■ Problem details: Faithfully return all lines, omitting every embedded picture.

Recorded data:
***

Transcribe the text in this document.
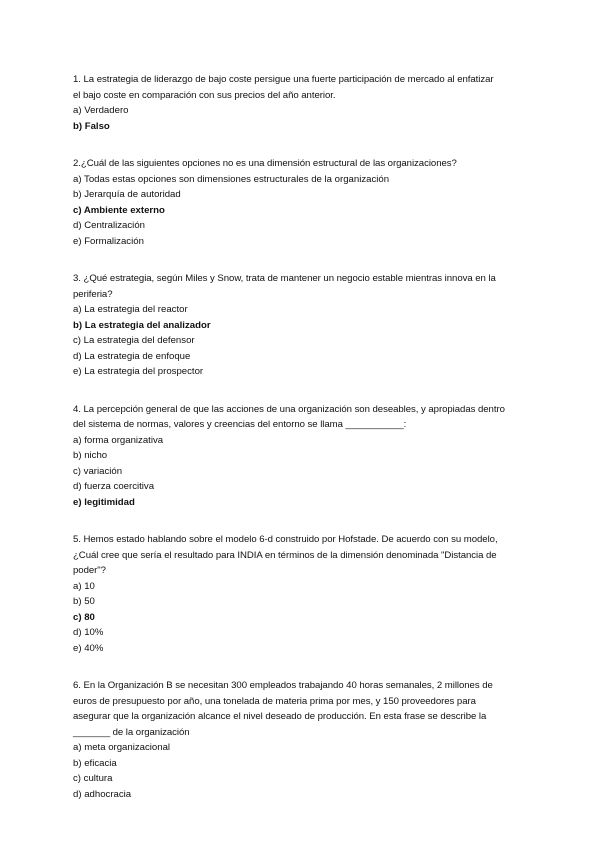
1. La estrategia de liderazgo de bajo coste persigue una fuerte participación de mercado al enfatizar
el bajo coste en comparación con sus precios del año anterior.
a) Verdadero
b) Falso
2.¿Cuál de las siguientes opciones no es una dimensión estructural de las organizaciones?
a) Todas estas opciones son dimensiones estructurales de la organización
b) Jerarquía de autoridad
c) Ambiente externo
d) Centralización
e) Formalización
3. ¿Qué estrategia, según Miles y Snow, trata de mantener un negocio estable mientras innova en la
periferia?
a) La estrategia del reactor
b) La estrategia del analizador
c) La estrategia del defensor
d) La estrategia de enfoque
e) La estrategia del prospector
4. La percepción general de que las acciones de una organización son deseables, y apropiadas dentro
del sistema de normas, valores y creencias del entorno se llama ___________:
a) forma organizativa
b) nicho
c) variación
d) fuerza coercitiva
e) legitimidad
5. Hemos estado hablando sobre el modelo 6-d construido por Hofstade. De acuerdo con su modelo,
¿Cuál cree que sería el resultado para INDIA en términos de la dimensión denominada "Distancia de
poder"?
a) 10
b) 50
c) 80
d) 10%
e) 40%
6. En la Organización B se necesitan 300 empleados trabajando 40 horas semanales, 2 millones de
euros de presupuesto por año, una tonelada de materia prima por mes, y 150 proveedores para
asegurar que la organización alcance el nivel deseado de producción. En esta frase se describe la
_______ de la organización
a) meta organizacional
b) eficacia
c) cultura
d) adhocracia
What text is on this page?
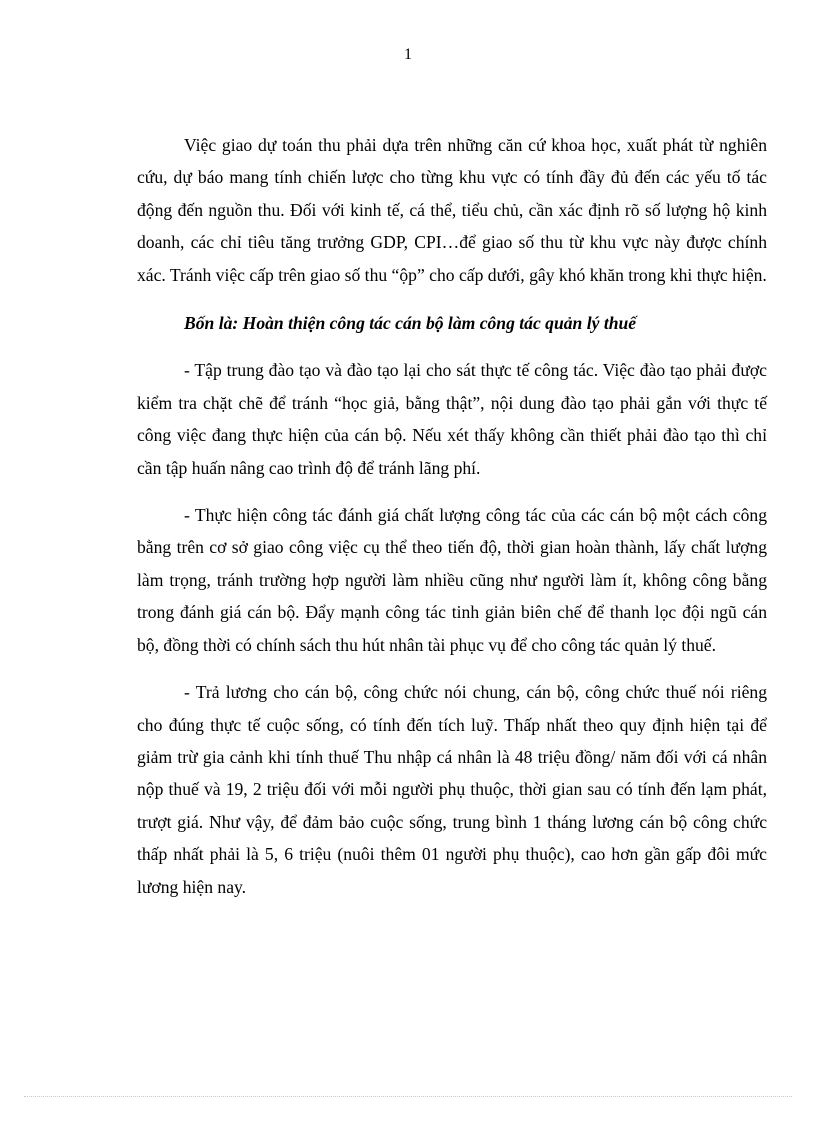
1

Việc giao dự toán thu phải dựa trên những căn cứ khoa học, xuất phát từ nghiên cứu, dự báo mang tính chiến lược cho từng khu vực có tính đầy đủ đến các yếu tố tác động đến nguồn thu. Đối với kinh tế, cá thể, tiểu chủ, cần xác định rõ số lượng hộ kinh doanh, các chỉ tiêu tăng trưởng GDP, CPI…để giao số thu từ khu vực này được chính xác. Tránh việc cấp trên giao số thu “ộp” cho cấp dưới, gây khó khăn trong khi thực hiện.

Bốn là: Hoàn thiện công tác cán bộ làm công tác quản lý thuế

- Tập trung đào tạo và đào tạo lại cho sát thực tế công tác. Việc đào tạo phải được kiểm tra chặt chẽ để tránh “học giả, bằng thật”, nội dung đào tạo phải gắn với thực tế công việc đang thực hiện của cán bộ. Nếu xét thấy không cần thiết phải đào tạo thì chỉ cần tập huấn nâng cao trình độ để tránh lãng phí.

- Thực hiện công tác đánh giá chất lượng công tác của các cán bộ một cách công bằng trên cơ sở giao công việc cụ thể theo tiến độ, thời gian hoàn thành, lấy chất lượng làm trọng, tránh trường hợp người làm nhiều cũng như người làm ít, không công bằng trong đánh giá cán bộ. Đẩy mạnh công tác tinh giản biên chế để thanh lọc đội ngũ cán bộ, đồng thời có chính sách thu hút nhân tài phục vụ để cho công tác quản lý thuế.

- Trả lương cho cán bộ, công chức nói chung, cán bộ, công chức thuế nói riêng cho đúng thực tế cuộc sống, có tính đến tích luỹ. Thấp nhất theo quy định hiện tại để giảm trừ gia cảnh khi tính thuế Thu nhập cá nhân là 48 triệu đồng/ năm đối với cá nhân nộp thuế và 19, 2 triệu đối với mỗi người phụ thuộc, thời gian sau có tính đến lạm phát, trượt giá. Như vậy, để đảm bảo cuộc sống, trung bình 1 tháng lương cán bộ công chức thấp nhất phải là 5, 6 triệu (nuôi thêm 01 người phụ thuộc), cao hơn gần gấp đôi mức lương hiện nay.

***

■ Expected output:
Transcribe the text in this document.
1. La estrategia de liderazgo de bajo coste persigue una fuerte participación de mercado al enfatizar
el bajo coste en comparación con sus precios del año anterior.
a) Verdadero
b) Falso
2.¿Cuál de las siguientes opciones no es una dimensión estructural de las organizaciones?
a) Todas estas opciones son dimensiones estructurales de la organización
b) Jerarquía de autoridad
c) Ambiente externo
d) Centralización
e) Formalización
3. ¿Qué estrategia, según Miles y Snow, trata de mantener un negocio estable mientras innova en la
periferia?
a) La estrategia del reactor
b) La estrategia del analizador
c) La estrategia del defensor
d) La estrategia de enfoque
e) La estrategia del prospector
4. La percepción general de que las acciones de una organización son deseables, y apropiadas dentro
del sistema de normas, valores y creencias del entorno se llama ___________:
a) forma organizativa
b) nicho
c) variación
d) fuerza coercitiva
e) legitimidad
5. Hemos estado hablando sobre el modelo 6-d construido por Hofstade. De acuerdo con su modelo,
¿Cuál cree que sería el resultado para INDIA en términos de la dimensión denominada "Distancia de
poder"?
a) 10
b) 50
c) 80
d) 10%
e) 40%
6. En la Organización B se necesitan 300 empleados trabajando 40 horas semanales, 2 millones de
euros de presupuesto por año, una tonelada de materia prima por mes, y 150 proveedores para
asegurar que la organización alcance el nivel deseado de producción. En esta frase se describe la
_______ de la organización
a) meta organizacional
b) eficacia
c) cultura
d) adhocracia
What text is on this page?
1

Việc giao dự toán thu phải dựa trên những căn cứ khoa học, xuất phát từ nghiên cứu, dự báo mang tính chiến lược cho từng khu vực có tính đầy đủ đến các yếu tố tác động đến nguồn thu. Đối với kinh tế, cá thể, tiểu chủ, cần xác định rõ số lượng hộ kinh doanh, các chỉ tiêu tăng trưởng GDP, CPI…để giao số thu từ khu vực này được chính xác. Tránh việc cấp trên giao số thu “ộp” cho cấp dưới, gây khó khăn trong khi thực hiện.

Bốn là: Hoàn thiện công tác cán bộ làm công tác quản lý thuế

- Tập trung đào tạo và đào tạo lại cho sát thực tế công tác. Việc đào tạo phải được kiểm tra chặt chẽ để tránh “học giả, bằng thật”, nội dung đào tạo phải gắn với thực tế công việc đang thực hiện của cán bộ. Nếu xét thấy không cần thiết phải đào tạo thì chỉ cần tập huấn nâng cao trình độ để tránh lãng phí.

- Thực hiện công tác đánh giá chất lượng công tác của các cán bộ một cách công bằng trên cơ sở giao công việc cụ thể theo tiến độ, thời gian hoàn thành, lấy chất lượng làm trọng, tránh trường hợp người làm nhiều cũng như người làm ít, không công bằng trong đánh giá cán bộ. Đẩy mạnh công tác tinh giản biên chế để thanh lọc đội ngũ cán bộ, đồng thời có chính sách thu hút nhân tài phục vụ để cho công tác quản lý thuế.

- Trả lương cho cán bộ, công chức nói chung, cán bộ, công chức thuế nói riêng cho đúng thực tế cuộc sống, có tính đến tích luỹ. Thấp nhất theo quy định hiện tại để giảm trừ gia cảnh khi tính thuế Thu nhập cá nhân là 48 triệu đồng/ năm đối với cá nhân nộp thuế và 19, 2 triệu đối với mỗi người phụ thuộc, thời gian sau có tính đến lạm phát, trượt giá. Như vậy, để đảm bảo cuộc sống, trung bình 1 tháng lương cán bộ công chức thấp nhất phải là 5, 6 triệu (nuôi thêm 01 người phụ thuộc), cao hơn gần gấp đôi mức lương hiện nay.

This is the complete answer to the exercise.